_Required work:_ Check each line of the data below for the word "导入新知", then extract the ones that have it.

Collected data
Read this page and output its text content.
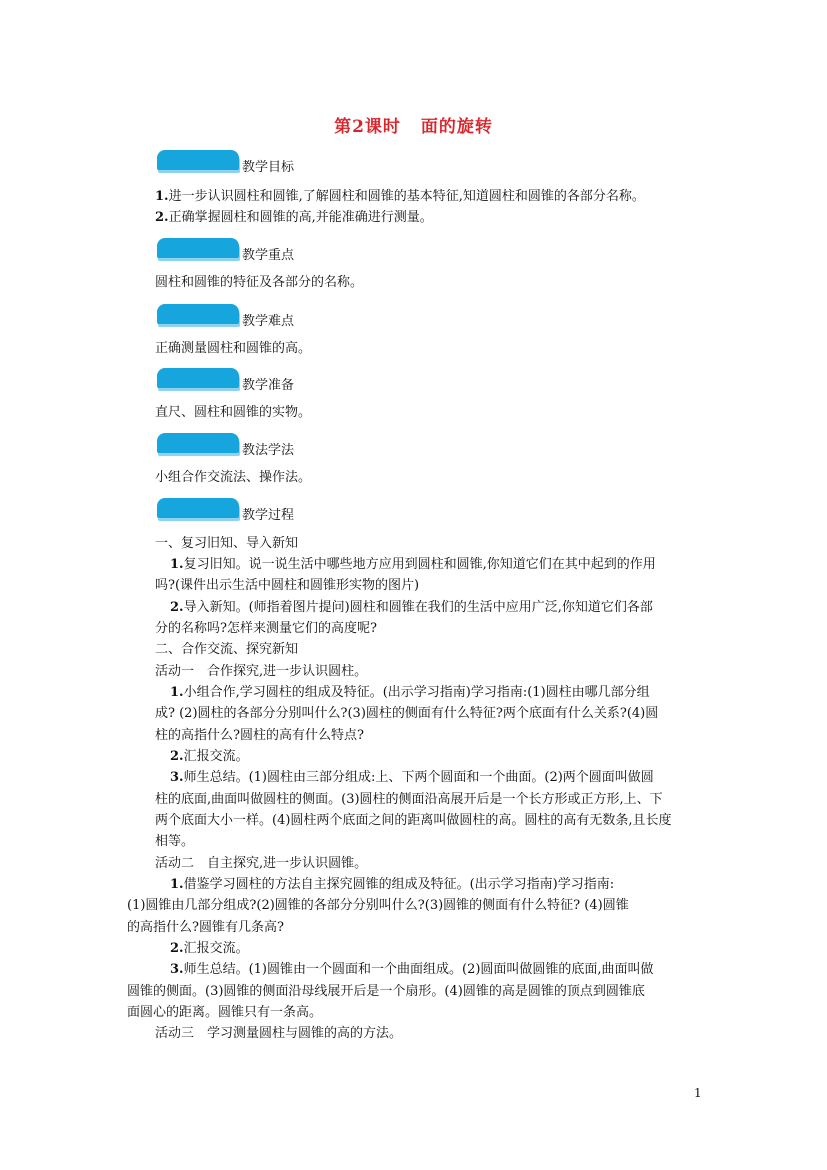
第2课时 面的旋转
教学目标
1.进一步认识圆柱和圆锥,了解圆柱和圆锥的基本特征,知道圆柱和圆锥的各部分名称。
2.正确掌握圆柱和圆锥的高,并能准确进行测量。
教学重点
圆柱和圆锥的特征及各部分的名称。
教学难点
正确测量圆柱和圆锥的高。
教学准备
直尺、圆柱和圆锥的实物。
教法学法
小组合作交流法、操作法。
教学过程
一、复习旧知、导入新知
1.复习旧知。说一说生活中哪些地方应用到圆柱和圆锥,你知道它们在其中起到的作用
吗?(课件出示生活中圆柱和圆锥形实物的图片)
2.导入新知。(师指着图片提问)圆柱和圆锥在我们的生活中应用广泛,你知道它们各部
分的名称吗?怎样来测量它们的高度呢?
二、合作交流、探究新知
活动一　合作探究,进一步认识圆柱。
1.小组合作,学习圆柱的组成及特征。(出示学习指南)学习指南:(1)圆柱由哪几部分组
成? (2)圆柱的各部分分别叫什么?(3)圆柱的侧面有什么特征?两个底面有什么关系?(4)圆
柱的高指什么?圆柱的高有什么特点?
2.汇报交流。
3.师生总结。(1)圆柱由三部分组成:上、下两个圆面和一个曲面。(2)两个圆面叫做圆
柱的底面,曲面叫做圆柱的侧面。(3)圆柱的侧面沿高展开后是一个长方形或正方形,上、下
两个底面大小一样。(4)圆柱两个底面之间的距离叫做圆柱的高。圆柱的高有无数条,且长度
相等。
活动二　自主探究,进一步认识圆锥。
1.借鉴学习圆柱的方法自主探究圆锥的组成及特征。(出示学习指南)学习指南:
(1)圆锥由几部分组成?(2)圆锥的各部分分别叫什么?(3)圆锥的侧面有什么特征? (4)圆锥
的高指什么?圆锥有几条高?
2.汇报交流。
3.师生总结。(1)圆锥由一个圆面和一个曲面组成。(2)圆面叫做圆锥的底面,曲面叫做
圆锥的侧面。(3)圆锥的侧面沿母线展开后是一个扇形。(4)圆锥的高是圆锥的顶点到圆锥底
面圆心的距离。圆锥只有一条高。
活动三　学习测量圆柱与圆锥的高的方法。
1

---

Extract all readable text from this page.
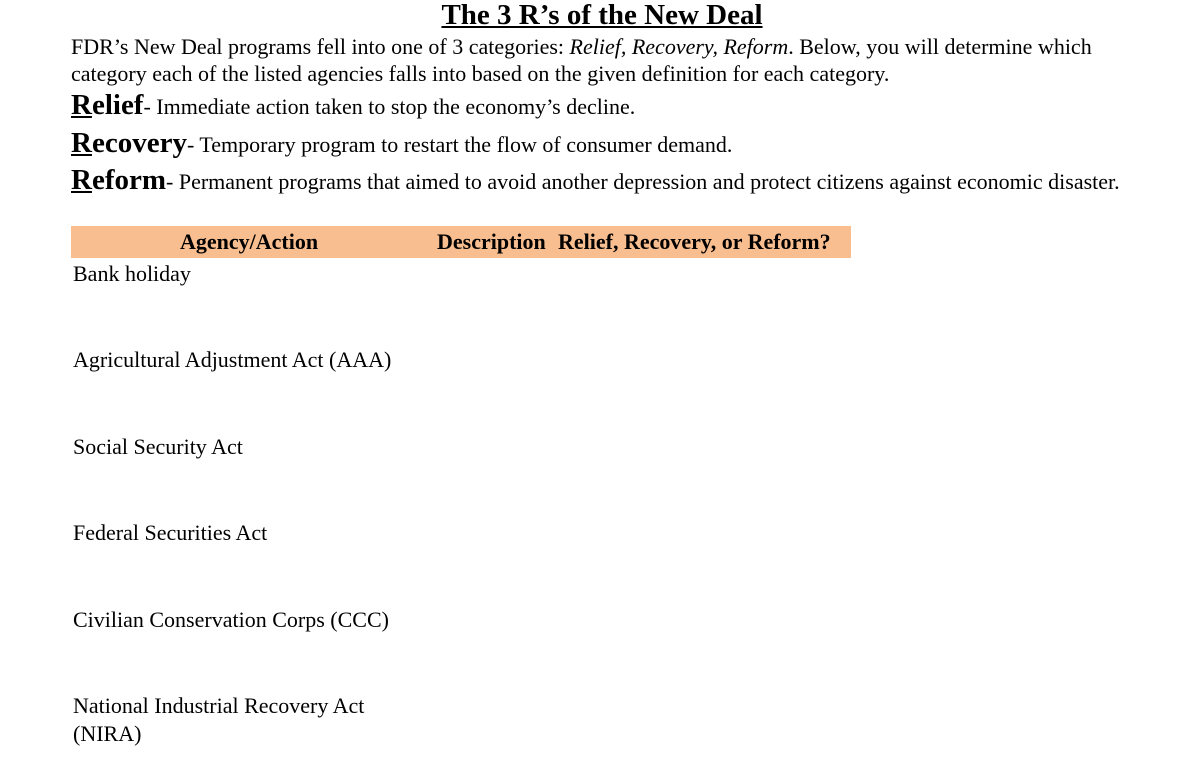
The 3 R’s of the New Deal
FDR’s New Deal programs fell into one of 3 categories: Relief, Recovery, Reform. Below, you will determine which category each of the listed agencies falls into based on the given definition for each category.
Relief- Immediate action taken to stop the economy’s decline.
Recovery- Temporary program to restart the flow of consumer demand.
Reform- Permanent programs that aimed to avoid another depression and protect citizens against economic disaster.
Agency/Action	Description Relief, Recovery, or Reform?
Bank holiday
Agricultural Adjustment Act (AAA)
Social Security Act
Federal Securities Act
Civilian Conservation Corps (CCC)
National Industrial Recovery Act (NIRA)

_Finished exercise:_
一、复习旧知、导入新知
2.导入新知。(师指着图片提问)圆柱和圆锥在我们的生活中应用广泛,你知道它们各部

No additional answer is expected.